* BEGIN Recorded information *
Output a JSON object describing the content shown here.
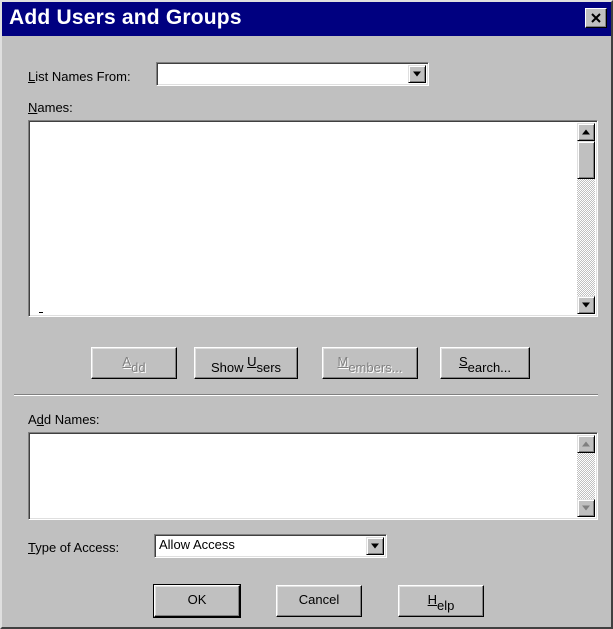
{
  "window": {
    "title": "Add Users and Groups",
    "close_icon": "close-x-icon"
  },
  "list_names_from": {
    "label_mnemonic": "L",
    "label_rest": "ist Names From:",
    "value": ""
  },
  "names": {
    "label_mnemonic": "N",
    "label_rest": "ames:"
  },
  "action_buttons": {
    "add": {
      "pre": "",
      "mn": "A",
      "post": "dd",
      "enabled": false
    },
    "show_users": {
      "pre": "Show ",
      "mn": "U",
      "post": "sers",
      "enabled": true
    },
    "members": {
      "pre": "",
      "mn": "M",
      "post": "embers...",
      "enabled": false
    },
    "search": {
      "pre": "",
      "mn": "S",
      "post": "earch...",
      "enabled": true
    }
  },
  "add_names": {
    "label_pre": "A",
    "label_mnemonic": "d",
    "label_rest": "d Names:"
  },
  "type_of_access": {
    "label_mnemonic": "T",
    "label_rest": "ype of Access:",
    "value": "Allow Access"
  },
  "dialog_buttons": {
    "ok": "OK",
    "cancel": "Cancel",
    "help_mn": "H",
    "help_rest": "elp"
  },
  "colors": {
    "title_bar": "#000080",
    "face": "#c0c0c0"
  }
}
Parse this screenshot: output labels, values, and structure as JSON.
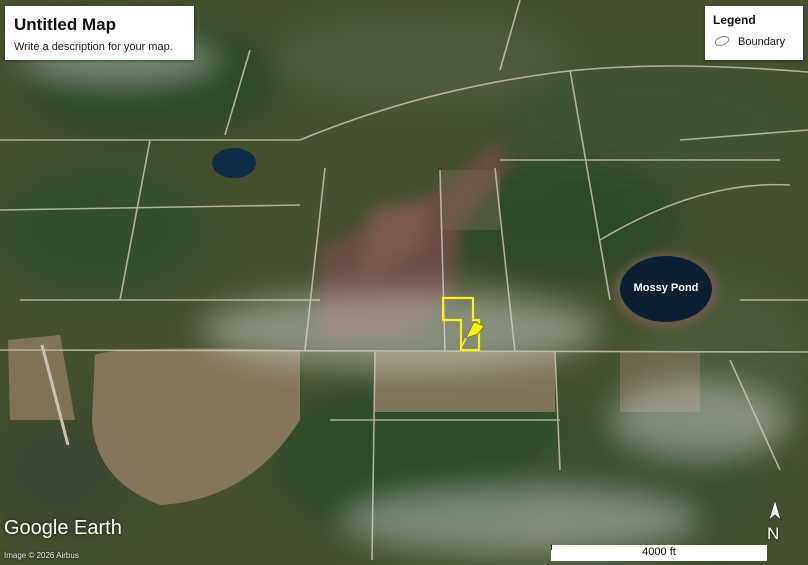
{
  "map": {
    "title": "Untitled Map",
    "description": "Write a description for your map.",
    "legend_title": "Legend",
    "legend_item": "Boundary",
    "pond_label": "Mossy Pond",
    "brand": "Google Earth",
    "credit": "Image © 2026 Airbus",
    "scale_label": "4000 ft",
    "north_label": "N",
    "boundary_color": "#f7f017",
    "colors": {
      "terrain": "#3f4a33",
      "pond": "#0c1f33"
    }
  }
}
* END Recorded information *
Aim of the exercise:
Leave the pictures out and output the rest of the listing exactly.

Complete response:
Output a JSON object describing the content shown here.
{
  "window": {
    "title": "Add Users and Groups",
    "close_icon": "close-x-icon"
  },
  "list_names_from": {
    "label_mnemonic": "L",
    "label_rest": "ist Names From:",
    "value": ""
  },
  "names": {
    "label_mnemonic": "N",
    "label_rest": "ames:"
  },
  "action_buttons": {
    "add": {
      "pre": "",
      "mn": "A",
      "post": "dd",
      "enabled": false
    },
    "show_users": {
      "pre": "Show ",
      "mn": "U",
      "post": "sers",
      "enabled": true
    },
    "members": {
      "pre": "",
      "mn": "M",
      "post": "embers...",
      "enabled": false
    },
    "search": {
      "pre": "",
      "mn": "S",
      "post": "earch...",
      "enabled": true
    }
  },
  "add_names": {
    "label_pre": "A",
    "label_mnemonic": "d",
    "label_rest": "d Names:"
  },
  "type_of_access": {
    "label_mnemonic": "T",
    "label_rest": "ype of Access:",
    "value": "Allow Access"
  },
  "dialog_buttons": {
    "ok": "OK",
    "cancel": "Cancel",
    "help_mn": "H",
    "help_rest": "elp"
  },
  "colors": {
    "title_bar": "#000080",
    "face": "#c0c0c0"
  }
}
Parse this screenshot: output labels, values, and structure as JSON.
{
  "map": {
    "title": "Untitled Map",
    "description": "Write a description for your map.",
    "legend_title": "Legend",
    "legend_item": "Boundary",
    "pond_label": "Mossy Pond",
    "brand": "Google Earth",
    "credit": "Image © 2026 Airbus",
    "scale_label": "4000 ft",
    "north_label": "N",
    "boundary_color": "#f7f017",
    "colors": {
      "terrain": "#3f4a33",
      "pond": "#0c1f33"
    }
  }
}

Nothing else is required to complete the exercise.